──────── DATA EXTRACT ────────
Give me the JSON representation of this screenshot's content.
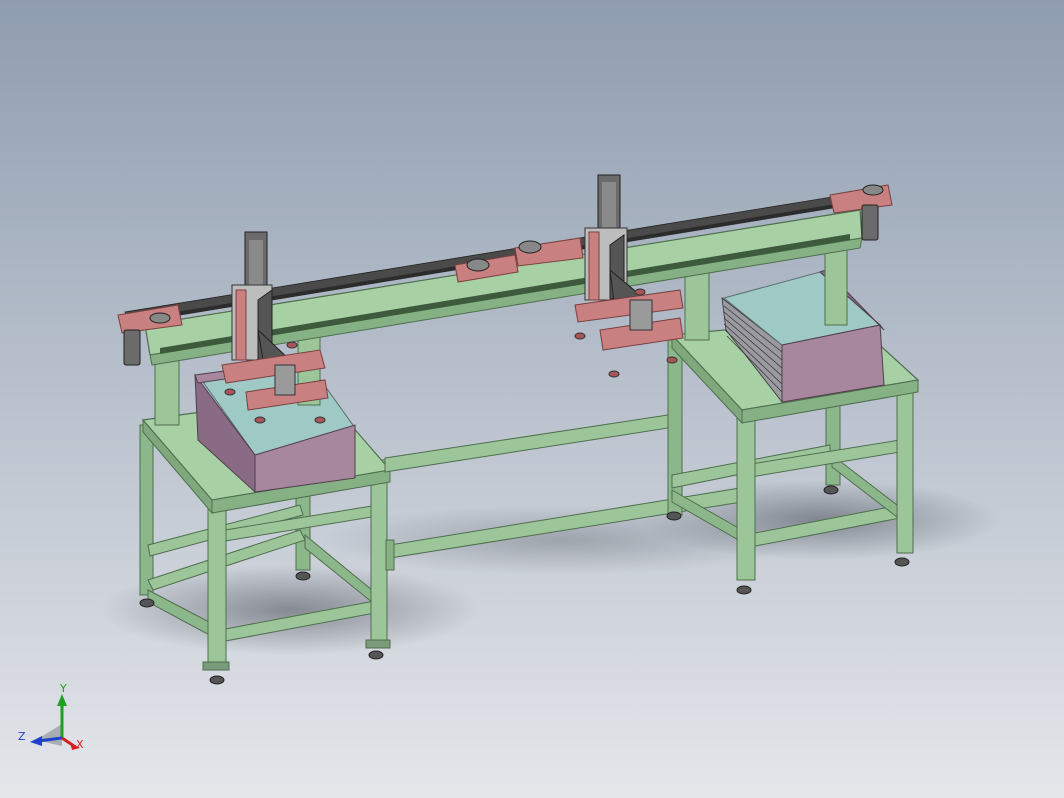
{
  "triad": {
    "x_label": "X",
    "y_label": "Y",
    "z_label": "Z"
  },
  "colors": {
    "background_top": "#8f9db0",
    "background_bottom": "#e4e6ea",
    "frame_green": "#9cc69a",
    "frame_green_dark": "#6d9a6c",
    "bracket_red": "#c98080",
    "bracket_red_dark": "#a65656",
    "bin_purple": "#a6879e",
    "bin_purple_dark": "#8a6b85",
    "plate_teal": "#9fc9c5",
    "motor_gray": "#6b6b6b",
    "belt_dark": "#3a3a3a",
    "axis_x": "#d62020",
    "axis_y": "#20a020",
    "axis_z": "#2040d0"
  },
  "icons": {
    "view_triad": "coordinate-triad-icon"
  }
}
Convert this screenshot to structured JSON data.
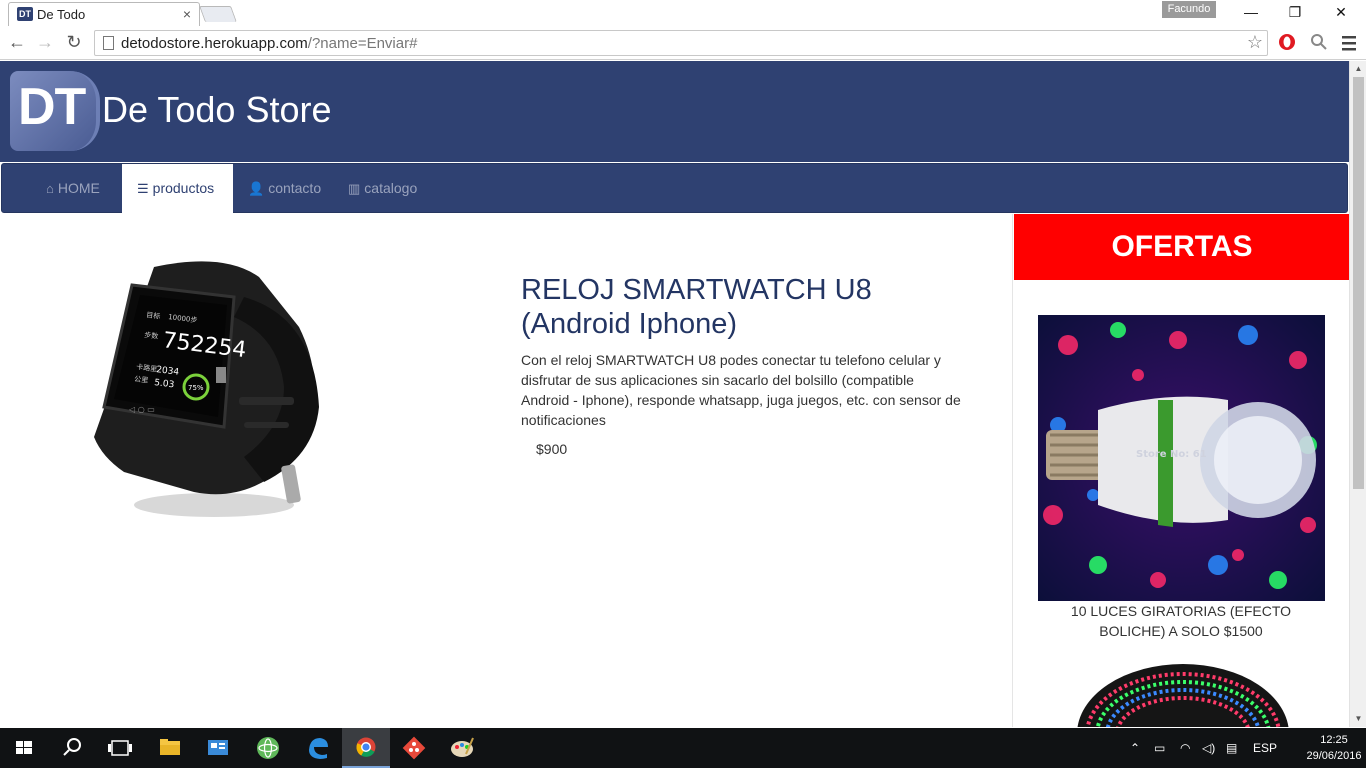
{
  "browser": {
    "tab_title": "De Todo",
    "tab_favicon": "DT",
    "tab_close": "×",
    "profile_name": "Facundo",
    "url_host": "detodostore.herokuapp.com",
    "url_path": "/?name=Enviar#",
    "window_controls": {
      "minimize": "—",
      "maximize": "❐",
      "close": "✕"
    }
  },
  "site": {
    "logo_text": "DT",
    "title": "De Todo Store",
    "nav": [
      {
        "label": "HOME",
        "icon": "home-icon",
        "active": false
      },
      {
        "label": "productos",
        "icon": "list-icon",
        "active": true
      },
      {
        "label": "contacto",
        "icon": "user-icon",
        "active": false
      },
      {
        "label": "catalogo",
        "icon": "barcode-icon",
        "active": false
      }
    ]
  },
  "product": {
    "title": "RELOJ SMARTWATCH U8 (Android Iphone)",
    "description": "Con el reloj SMARTWATCH U8 podes conectar tu telefono celular y disfrutar de sus aplicaciones sin sacarlo del bolsillo (compatible Android - Iphone), responde whatsapp, juga juegos, etc. con sensor de notificaciones",
    "price": "$900",
    "watch_screen": {
      "label1": "目标",
      "value1": "10000步",
      "label2": "步数",
      "steps": "752254",
      "label3": "卡路里",
      "value3": "2034",
      "label4": "公里",
      "value4": "5.03",
      "percent": "75%"
    }
  },
  "offers": {
    "heading": "OFERTAS",
    "items": [
      {
        "caption": "10 LUCES GIRATORIAS (EFECTO BOLICHE) A SOLO $1500",
        "watermark": "Store No: 61"
      }
    ]
  },
  "taskbar": {
    "language": "ESP",
    "time": "12:25",
    "date": "29/06/2016"
  }
}
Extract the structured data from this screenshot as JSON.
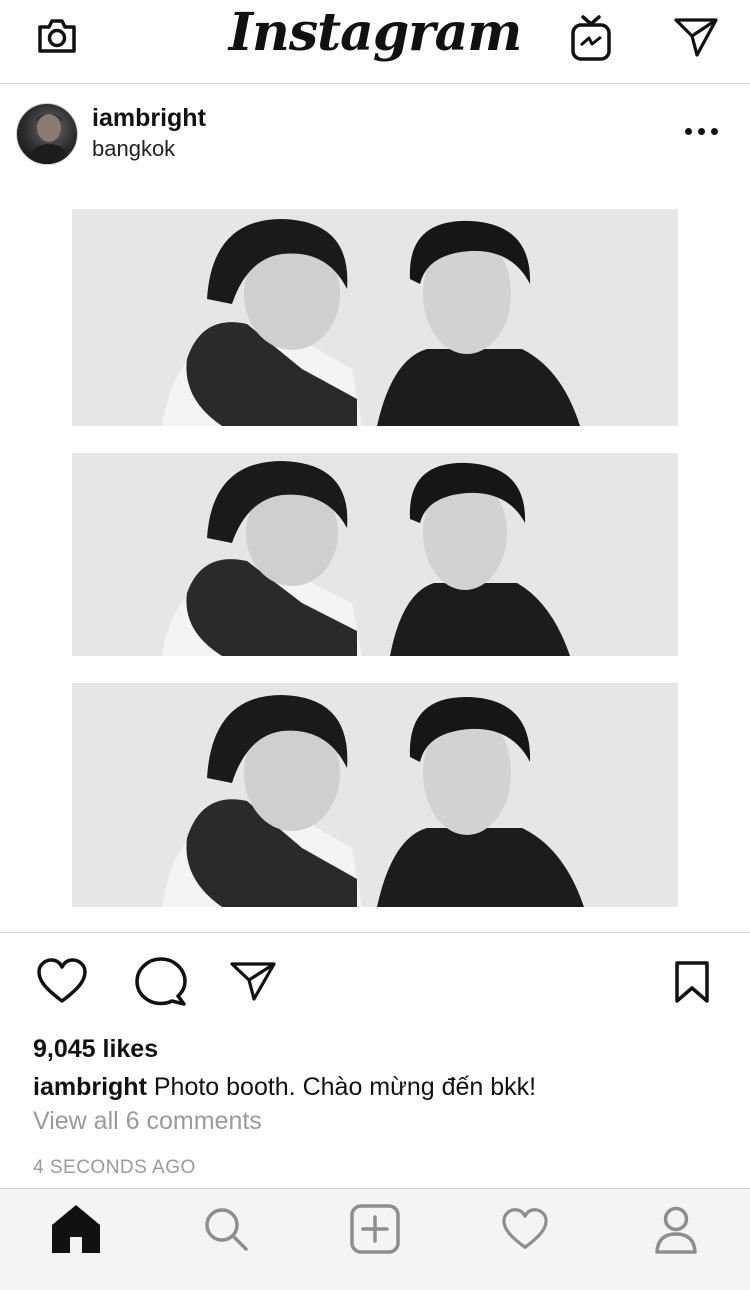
{
  "app": {
    "brand": "Instagram"
  },
  "header": {
    "camera_icon": "camera-icon",
    "igtv_icon": "igtv-icon",
    "direct_icon": "paper-plane-icon"
  },
  "post": {
    "username": "iambright",
    "location": "bangkok",
    "photo_count": 3,
    "likes": "9,045 likes",
    "caption_user": "iambright",
    "caption_text": "Photo booth. Chào mừng đến bkk!",
    "view_comments": "View all 6 comments",
    "timestamp": "4 SECONDS AGO"
  },
  "bottom_nav": {
    "items": [
      "home-icon",
      "search-icon",
      "new-post-icon",
      "activity-icon",
      "profile-icon"
    ],
    "active": "home-icon"
  },
  "colors": {
    "text": "#111111",
    "muted": "#9a9a9a",
    "divider": "#d8d8d8",
    "nav_bg": "#f4f4f6"
  }
}
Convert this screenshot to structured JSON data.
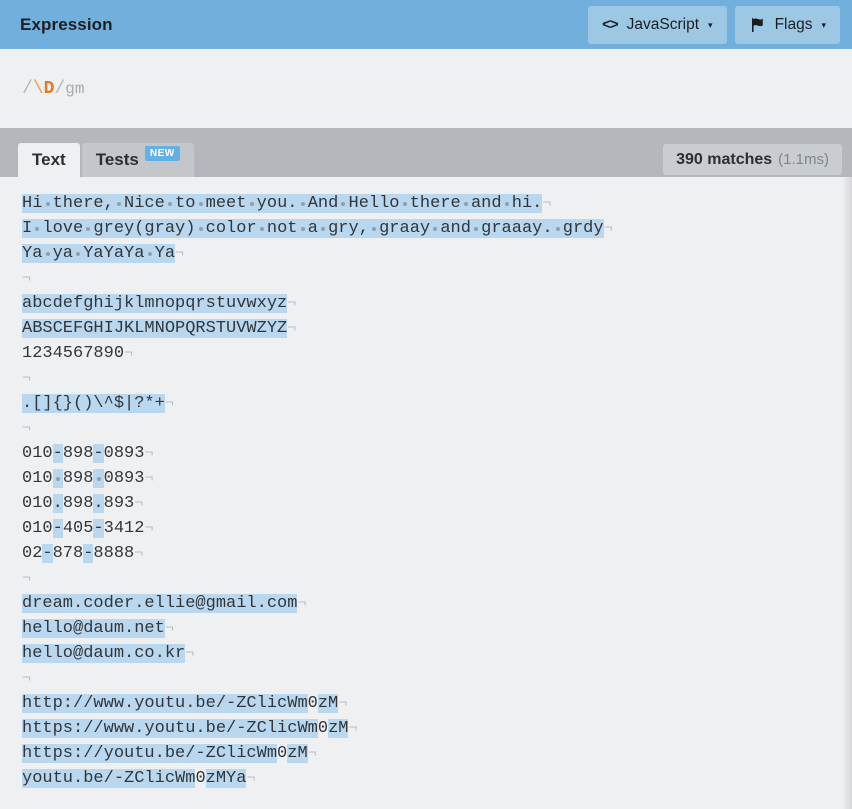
────────
STATED GOAL >>
Each entry should be repeated exactly as it appears; the pictures stay out.

CORRECT OUTPUT >>
Give me the JSON representation of this screenshot's content.
{
  "triad": {
    "x_label": "X",
    "y_label": "Y",
    "z_label": "Z"
  },
  "colors": {
    "background_top": "#8f9db0",
    "background_bottom": "#e4e6ea",
    "frame_green": "#9cc69a",
    "frame_green_dark": "#6d9a6c",
    "bracket_red": "#c98080",
    "bracket_red_dark": "#a65656",
    "bin_purple": "#a6879e",
    "bin_purple_dark": "#8a6b85",
    "plate_teal": "#9fc9c5",
    "motor_gray": "#6b6b6b",
    "belt_dark": "#3a3a3a",
    "axis_x": "#d62020",
    "axis_y": "#20a020",
    "axis_z": "#2040d0"
  },
  "icons": {
    "view_triad": "coordinate-triad-icon"
  }
}
Convert this screenshot to structured JSON data.
{
  "browser": {
    "tab_title": "De Todo",
    "tab_favicon": "DT",
    "tab_close": "×",
    "profile_name": "Facundo",
    "url_host": "detodostore.herokuapp.com",
    "url_path": "/?name=Enviar#",
    "window_controls": {
      "minimize": "—",
      "maximize": "❐",
      "close": "✕"
    }
  },
  "site": {
    "logo_text": "DT",
    "title": "De Todo Store",
    "nav": [
      {
        "label": "HOME",
        "icon": "home-icon",
        "active": false
      },
      {
        "label": "productos",
        "icon": "list-icon",
        "active": true
      },
      {
        "label": "contacto",
        "icon": "user-icon",
        "active": false
      },
      {
        "label": "catalogo",
        "icon": "barcode-icon",
        "active": false
      }
    ]
  },
  "product": {
    "title": "RELOJ SMARTWATCH U8 (Android Iphone)",
    "description": "Con el reloj SMARTWATCH U8 podes conectar tu telefono celular y disfrutar de sus aplicaciones sin sacarlo del bolsillo (compatible Android - Iphone), responde whatsapp, juga juegos, etc. con sensor de notificaciones",
    "price": "$900",
    "watch_screen": {
      "label1": "目标",
      "value1": "10000步",
      "label2": "步数",
      "steps": "752254",
      "label3": "卡路里",
      "value3": "2034",
      "label4": "公里",
      "value4": "5.03",
      "percent": "75%"
    }
  },
  "offers": {
    "heading": "OFERTAS",
    "items": [
      {
        "caption": "10 LUCES GIRATORIAS (EFECTO BOLICHE) A SOLO $1500",
        "watermark": "Store No: 61"
      }
    ]
  },
  "taskbar": {
    "language": "ESP",
    "time": "12:25",
    "date": "29/06/2016"
  }
}
Extract the structured data from this screenshot as JSON.
{
  "app": {
    "brand": "Instagram"
  },
  "header": {
    "camera_icon": "camera-icon",
    "igtv_icon": "igtv-icon",
    "direct_icon": "paper-plane-icon"
  },
  "post": {
    "username": "iambright",
    "location": "bangkok",
    "photo_count": 3,
    "likes": "9,045 likes",
    "caption_user": "iambright",
    "caption_text": "Photo booth. Chào mừng đến bkk!",
    "view_comments": "View all 6 comments",
    "timestamp": "4 SECONDS AGO"
  },
  "bottom_nav": {
    "items": [
      "home-icon",
      "search-icon",
      "new-post-icon",
      "activity-icon",
      "profile-icon"
    ],
    "active": "home-icon"
  },
  "colors": {
    "text": "#111111",
    "muted": "#9a9a9a",
    "divider": "#d8d8d8",
    "nav_bg": "#f4f4f6"
  }
}
Convert this screenshot to structured JSON data.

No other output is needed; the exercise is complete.